**Instructions for the task**. Tally how many lines hold the string "дальше". Your reply should be that number alone.

**Records provided**.
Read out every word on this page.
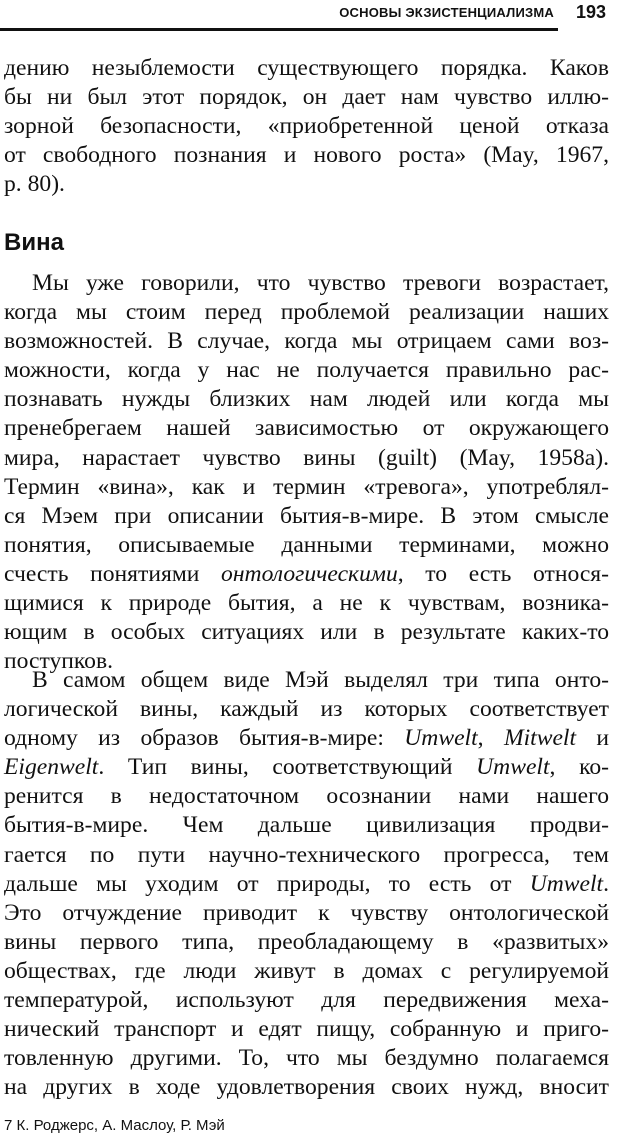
ОСНОВЫ ЭКЗИСТЕНЦИАЛИЗМА 193
дению незыблемости существующего порядка. Каков
бы ни был этот порядок, он дает нам чувство иллю-
зорной безопасности, «приобретенной ценой отказа
от свободного познания и нового роста» (May, 1967,
p. 80).
Вина
Мы уже говорили, что чувство тревоги возрастает,
когда мы стоим перед проблемой реализации наших
возможностей. В случае, когда мы отрицаем сами воз-
можности, когда у нас не получается правильно рас-
познавать нужды близких нам людей или когда мы
пренебрегаем нашей зависимостью от окружающего
мира, нарастает чувство вины (guilt) (May, 1958a).
Термин «вина», как и термин «тревога», употреблял-
ся Мэем при описании бытия-в-мире. В этом смысле
понятия, описываемые данными терминами, можно
счесть понятиями онтологическими, то есть относя-
щимися к природе бытия, а не к чувствам, возника-
ющим в особых ситуациях или в результате каких-то
поступков.
В самом общем виде Мэй выделял три типа онто-
логической вины, каждый из которых соответствует
одному из образов бытия-в-мире: Umwelt, Mitwelt и
Eigenwelt. Тип вины, соответствующий Umwelt, ко-
ренится в недостаточном осознании нами нашего
бытия-в-мире. Чем дальше цивилизация продви-
гается по пути научно-технического прогресса, тем
дальше мы уходим от природы, то есть от Umwelt.
Это отчуждение приводит к чувству онтологической
вины первого типа, преобладающему в «развитых»
обществах, где люди живут в домах с регулируемой
температурой, используют для передвижения меха-
нический транспорт и едят пищу, собранную и приго-
товленную другими. То, что мы бездумно полагаемся
на других в ходе удовлетворения своих нужд, вносит
7 К. Роджерс, А. Маслоу, Р. Мэй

**Solution for this problem**. 2